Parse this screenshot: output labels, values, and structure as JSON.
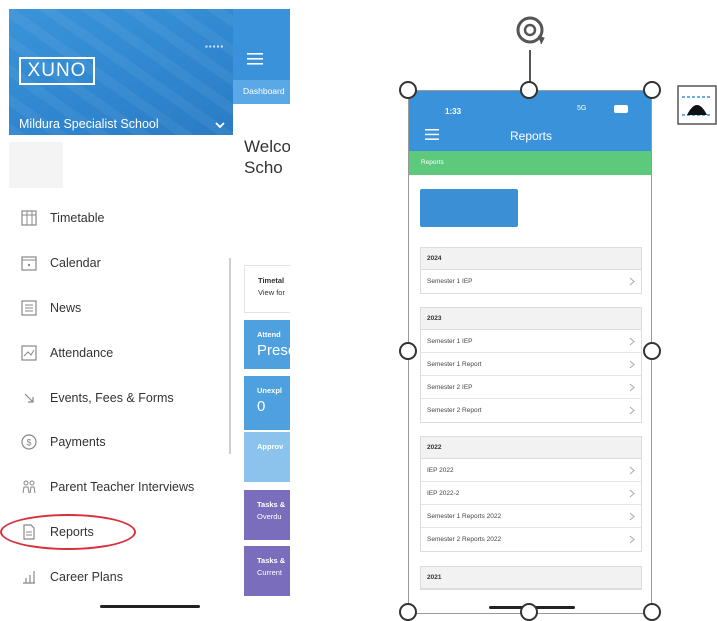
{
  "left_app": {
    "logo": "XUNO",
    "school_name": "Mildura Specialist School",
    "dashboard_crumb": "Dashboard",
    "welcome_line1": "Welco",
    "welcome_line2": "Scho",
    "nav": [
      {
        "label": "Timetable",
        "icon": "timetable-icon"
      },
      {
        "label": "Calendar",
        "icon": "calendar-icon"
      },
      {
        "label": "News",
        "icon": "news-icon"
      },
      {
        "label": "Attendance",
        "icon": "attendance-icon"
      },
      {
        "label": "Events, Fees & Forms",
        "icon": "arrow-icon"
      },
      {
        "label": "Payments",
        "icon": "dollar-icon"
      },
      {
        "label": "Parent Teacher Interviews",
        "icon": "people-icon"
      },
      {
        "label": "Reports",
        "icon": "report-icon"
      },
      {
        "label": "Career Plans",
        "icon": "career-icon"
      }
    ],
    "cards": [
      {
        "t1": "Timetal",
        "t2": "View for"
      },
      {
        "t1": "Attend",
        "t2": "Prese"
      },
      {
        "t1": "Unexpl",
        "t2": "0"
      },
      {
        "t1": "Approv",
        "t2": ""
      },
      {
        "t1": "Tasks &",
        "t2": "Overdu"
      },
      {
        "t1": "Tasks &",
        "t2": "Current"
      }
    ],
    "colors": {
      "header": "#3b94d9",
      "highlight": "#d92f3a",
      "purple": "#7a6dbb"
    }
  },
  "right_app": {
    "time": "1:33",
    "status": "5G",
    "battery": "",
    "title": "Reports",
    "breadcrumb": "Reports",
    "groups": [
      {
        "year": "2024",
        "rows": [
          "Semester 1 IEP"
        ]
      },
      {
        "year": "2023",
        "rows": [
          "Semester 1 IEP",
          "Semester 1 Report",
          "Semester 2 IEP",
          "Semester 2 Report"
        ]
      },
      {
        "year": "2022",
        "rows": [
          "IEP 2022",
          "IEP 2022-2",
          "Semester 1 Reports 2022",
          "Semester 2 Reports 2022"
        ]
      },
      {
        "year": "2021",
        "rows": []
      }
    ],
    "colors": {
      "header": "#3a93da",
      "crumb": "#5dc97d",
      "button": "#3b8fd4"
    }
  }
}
==
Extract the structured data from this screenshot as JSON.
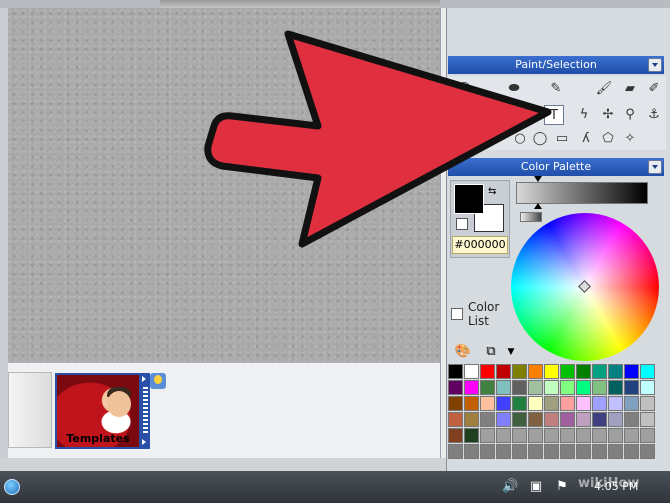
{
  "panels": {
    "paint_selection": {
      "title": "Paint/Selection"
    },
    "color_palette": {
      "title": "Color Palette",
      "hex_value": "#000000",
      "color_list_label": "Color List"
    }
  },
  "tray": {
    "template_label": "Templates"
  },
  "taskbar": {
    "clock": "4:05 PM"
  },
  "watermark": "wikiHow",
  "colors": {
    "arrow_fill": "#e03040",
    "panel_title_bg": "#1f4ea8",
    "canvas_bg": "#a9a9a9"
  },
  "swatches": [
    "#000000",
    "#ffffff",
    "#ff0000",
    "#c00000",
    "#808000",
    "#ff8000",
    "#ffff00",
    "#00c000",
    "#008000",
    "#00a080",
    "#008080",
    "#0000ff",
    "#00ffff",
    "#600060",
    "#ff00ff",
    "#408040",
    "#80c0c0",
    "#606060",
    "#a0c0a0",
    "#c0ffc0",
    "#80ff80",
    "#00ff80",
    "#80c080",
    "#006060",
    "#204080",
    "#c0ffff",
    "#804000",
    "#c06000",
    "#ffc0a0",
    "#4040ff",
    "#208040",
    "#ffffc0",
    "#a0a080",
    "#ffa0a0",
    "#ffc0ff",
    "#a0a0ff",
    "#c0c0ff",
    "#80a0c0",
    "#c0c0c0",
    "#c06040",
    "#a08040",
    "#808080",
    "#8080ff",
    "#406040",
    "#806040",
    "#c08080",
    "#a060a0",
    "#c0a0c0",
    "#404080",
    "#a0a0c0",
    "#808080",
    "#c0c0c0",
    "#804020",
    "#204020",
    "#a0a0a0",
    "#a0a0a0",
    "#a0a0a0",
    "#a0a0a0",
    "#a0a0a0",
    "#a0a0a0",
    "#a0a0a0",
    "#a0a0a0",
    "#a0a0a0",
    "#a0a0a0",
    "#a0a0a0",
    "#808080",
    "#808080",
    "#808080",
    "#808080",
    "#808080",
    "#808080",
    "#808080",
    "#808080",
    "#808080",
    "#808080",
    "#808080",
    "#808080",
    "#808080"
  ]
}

* **REQUIRED TASK**:
Report all lines of the data that include the word "JSON".

* **EXERCISE RESULT**:
Parse this screenshot: output labels, values, and structure as JSON.
Extract the structured data from this screenshot as JSON.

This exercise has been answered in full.